_Request_
Retype all the entries word for word, but omit the pictures.

_Entries shown_

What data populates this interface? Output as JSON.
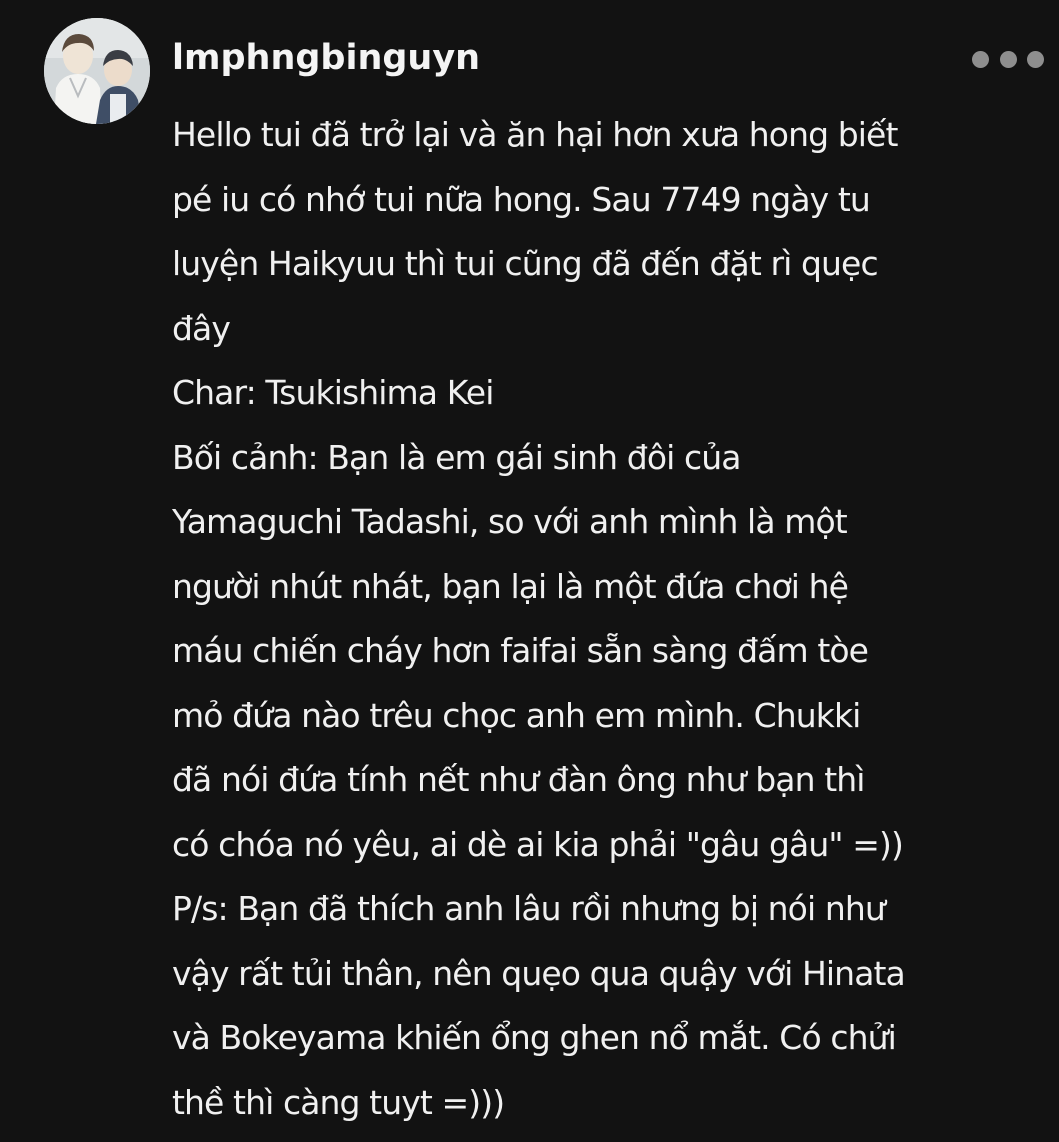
{
  "post": {
    "username": "lmphngbinguyn",
    "avatar_icon": "avatar-anime-duo-image",
    "more_icon": "more-horizontal-icon",
    "lines": [
      "Hello tui đã trở lại và ăn hại hơn xưa hong biết",
      "pé iu có nhớ tui nữa hong. Sau 7749 ngày tu",
      "luyện Haikyuu thì tui cũng đã đến đặt rì quẹc",
      "đây",
      "Char: Tsukishima Kei",
      "Bối cảnh: Bạn là em gái sinh đôi của",
      "Yamaguchi Tadashi, so với anh mình là một",
      "người nhút nhát, bạn lại là một đứa chơi hệ",
      "máu chiến cháy hơn faifai sẵn sàng đấm tòe",
      "mỏ đứa nào trêu chọc anh em mình. Chukki",
      "đã nói đứa tính nết như đàn ông như bạn thì",
      "có chóa nó yêu, ai dè ai kia phải \"gâu gâu\" =))",
      "P/s: Bạn đã thích anh lâu rồi nhưng bị nói như",
      "vậy rất tủi thân, nên quẹo qua quậy với Hinata",
      "và Bokeyama khiến ổng ghen nổ mắt. Có chửi",
      "thề thì càng tuyt =)))"
    ]
  },
  "colors": {
    "background": "#121212",
    "text": "#f0f0f0",
    "more_dots": "#8e8e8e"
  }
}
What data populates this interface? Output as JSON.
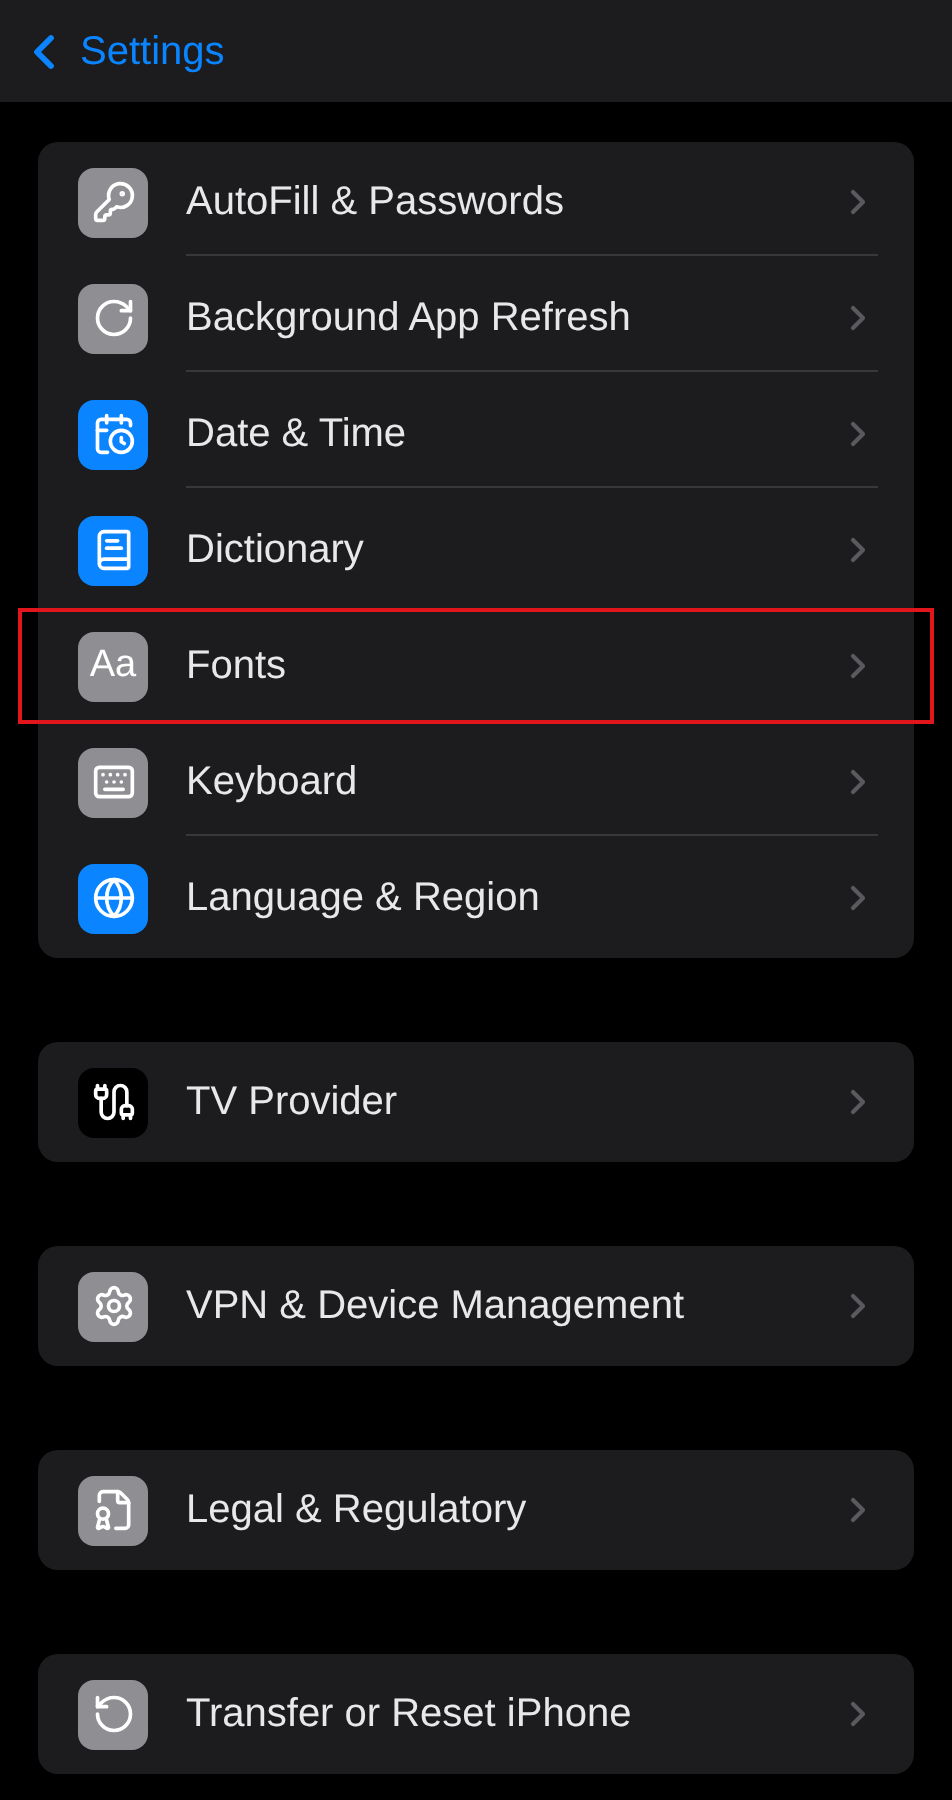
{
  "nav": {
    "back": "Settings"
  },
  "groups": [
    {
      "items": [
        {
          "label": "AutoFill & Passwords",
          "color": "#8e8e93",
          "highlighted": false
        },
        {
          "label": "Background App Refresh",
          "color": "#8e8e93",
          "highlighted": false
        },
        {
          "label": "Date & Time",
          "color": "#0a84ff",
          "highlighted": false
        },
        {
          "label": "Dictionary",
          "color": "#0a84ff",
          "highlighted": false
        },
        {
          "label": "Fonts",
          "color": "#8e8e93",
          "icon_text": "Aa",
          "highlighted": true
        },
        {
          "label": "Keyboard",
          "color": "#8e8e93",
          "highlighted": false
        },
        {
          "label": "Language & Region",
          "color": "#0a84ff",
          "highlighted": false
        }
      ]
    },
    {
      "items": [
        {
          "label": "TV Provider",
          "color": "#000000",
          "highlighted": false
        }
      ]
    },
    {
      "items": [
        {
          "label": "VPN & Device Management",
          "color": "#8e8e93",
          "highlighted": false
        }
      ]
    },
    {
      "items": [
        {
          "label": "Legal & Regulatory",
          "color": "#8e8e93",
          "highlighted": false
        }
      ]
    },
    {
      "items": [
        {
          "label": "Transfer or Reset iPhone",
          "color": "#8e8e93",
          "highlighted": false
        }
      ]
    }
  ]
}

_The reply_
What data populates this interface? Output as JSON.
{
  "post": {
    "username": "lmphngbinguyn",
    "avatar_icon": "avatar-anime-duo-image",
    "more_icon": "more-horizontal-icon",
    "lines": [
      "Hello tui đã trở lại và ăn hại hơn xưa hong biết",
      "pé iu có nhớ tui nữa hong. Sau 7749 ngày tu",
      "luyện Haikyuu thì tui cũng đã đến đặt rì quẹc",
      "đây",
      "Char: Tsukishima Kei",
      "Bối cảnh: Bạn là em gái sinh đôi của",
      "Yamaguchi Tadashi, so với anh mình là một",
      "người nhút nhát, bạn lại là một đứa chơi hệ",
      "máu chiến cháy hơn faifai sẵn sàng đấm tòe",
      "mỏ đứa nào trêu chọc anh em mình. Chukki",
      "đã nói đứa tính nết như đàn ông như bạn thì",
      "có chóa nó yêu, ai dè ai kia phải \"gâu gâu\" =))",
      "P/s: Bạn đã thích anh lâu rồi nhưng bị nói như",
      "vậy rất tủi thân, nên quẹo qua quậy với Hinata",
      "và Bokeyama khiến ổng ghen nổ mắt. Có chửi",
      "thề thì càng tuyt =)))"
    ]
  },
  "colors": {
    "background": "#121212",
    "text": "#f0f0f0",
    "more_dots": "#8e8e8e"
  }
}
What data populates this interface? Output as JSON.
{
  "nav": {
    "back": "Settings"
  },
  "groups": [
    {
      "items": [
        {
          "label": "AutoFill & Passwords",
          "color": "#8e8e93",
          "highlighted": false
        },
        {
          "label": "Background App Refresh",
          "color": "#8e8e93",
          "highlighted": false
        },
        {
          "label": "Date & Time",
          "color": "#0a84ff",
          "highlighted": false
        },
        {
          "label": "Dictionary",
          "color": "#0a84ff",
          "highlighted": false
        },
        {
          "label": "Fonts",
          "color": "#8e8e93",
          "icon_text": "Aa",
          "highlighted": true
        },
        {
          "label": "Keyboard",
          "color": "#8e8e93",
          "highlighted": false
        },
        {
          "label": "Language & Region",
          "color": "#0a84ff",
          "highlighted": false
        }
      ]
    },
    {
      "items": [
        {
          "label": "TV Provider",
          "color": "#000000",
          "highlighted": false
        }
      ]
    },
    {
      "items": [
        {
          "label": "VPN & Device Management",
          "color": "#8e8e93",
          "highlighted": false
        }
      ]
    },
    {
      "items": [
        {
          "label": "Legal & Regulatory",
          "color": "#8e8e93",
          "highlighted": false
        }
      ]
    },
    {
      "items": [
        {
          "label": "Transfer or Reset iPhone",
          "color": "#8e8e93",
          "highlighted": false
        }
      ]
    }
  ]
}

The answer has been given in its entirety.